Problem to solve:
In the listing below, identify each line with the word "pull" and return those lines.
— START Data for this task —
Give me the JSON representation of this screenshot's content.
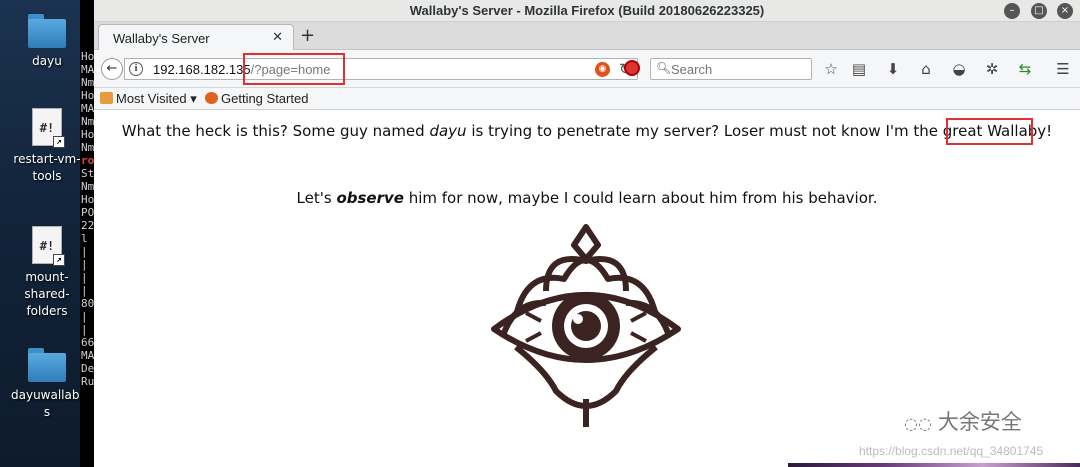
{
  "desktop": {
    "icons": [
      {
        "label": "dayu",
        "type": "folder"
      },
      {
        "label": "restart-vm-tools",
        "type": "script"
      },
      {
        "label": "mount-shared-folders",
        "type": "script"
      },
      {
        "label": "dayuwallaby s",
        "type": "folder"
      }
    ]
  },
  "terminal": {
    "lines": [
      "Ho",
      "MA",
      "Nm",
      "Ho",
      "MA",
      "Nm",
      "Ho",
      "Nm",
      "ro",
      "St",
      "Nm",
      "Ho",
      "PO",
      "22",
      "l",
      "|",
      "|",
      "|",
      "|",
      "80",
      "|",
      "|",
      "66",
      "MA",
      "De",
      "Ru"
    ]
  },
  "window": {
    "title": "Wallaby's Server - Mozilla Firefox (Build 20180626223325)",
    "tab_label": "Wallaby's Server",
    "url_host": "192.168.182.135",
    "url_path": "/?page=home",
    "search_placeholder": "Search",
    "bookmarks": [
      "Most Visited",
      "Getting Started"
    ]
  },
  "page": {
    "line1_before": "What the heck is this? Some guy named ",
    "line1_name": "dayu",
    "line1_middle": " is trying to penetrate my server? Loser must not know I'm the great ",
    "line1_end": "Wallaby!",
    "line2_before": "Let's ",
    "line2_em": "observe",
    "line2_after": " him for now, maybe I could learn about him from his behavior."
  },
  "watermark": {
    "brand": "大余安全",
    "url": "https://blog.csdn.net/qq_34801745"
  },
  "colors": {
    "highlight_box": "#e03030",
    "eye_ink": "#3b2322"
  }
}
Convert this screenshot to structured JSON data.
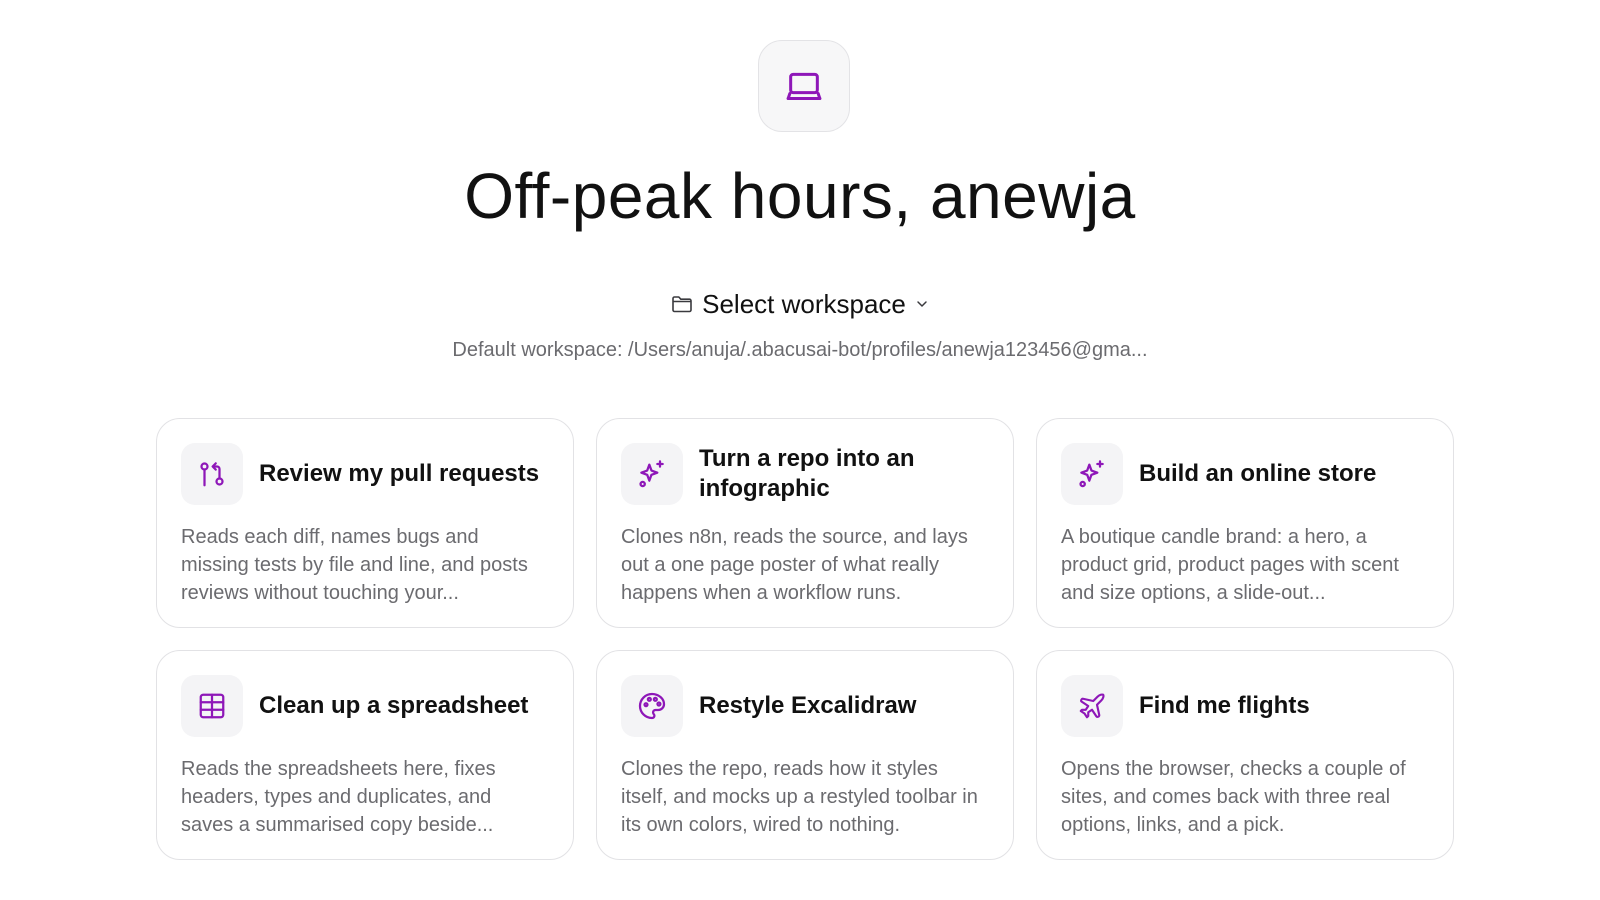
{
  "header": {
    "app_icon": "laptop-icon",
    "greeting": "Off-peak hours, anewja"
  },
  "workspace": {
    "select_label": "Select workspace",
    "folder_icon": "folder-icon",
    "chevron_icon": "chevron-down-icon",
    "default_path": "Default workspace: /Users/anuja/.abacusai-bot/profiles/anewja123456@gma..."
  },
  "accent_color": "#8e17b8",
  "cards": [
    {
      "icon": "git-pull-request-icon",
      "title": "Review my pull requests",
      "description": "Reads each diff, names bugs and missing tests by file and line, and posts reviews without touching your..."
    },
    {
      "icon": "sparkles-icon",
      "title": "Turn a repo into an infographic",
      "description": "Clones n8n, reads the source, and lays out a one page poster of what really happens when a workflow runs."
    },
    {
      "icon": "sparkles-icon",
      "title": "Build an online store",
      "description": "A boutique candle brand: a hero, a product grid, product pages with scent and size options, a slide-out..."
    },
    {
      "icon": "table-icon",
      "title": "Clean up a spreadsheet",
      "description": "Reads the spreadsheets here, fixes headers, types and duplicates, and saves a summarised copy beside..."
    },
    {
      "icon": "palette-icon",
      "title": "Restyle Excalidraw",
      "description": "Clones the repo, reads how it styles itself, and mocks up a restyled toolbar in its own colors, wired to nothing."
    },
    {
      "icon": "plane-icon",
      "title": "Find me flights",
      "description": "Opens the browser, checks a couple of sites, and comes back with three real options, links, and a pick."
    }
  ]
}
— END Data for this task —
Reply to the task:
      "icon": "git-pull-request-icon",
      "title": "Review my pull requests",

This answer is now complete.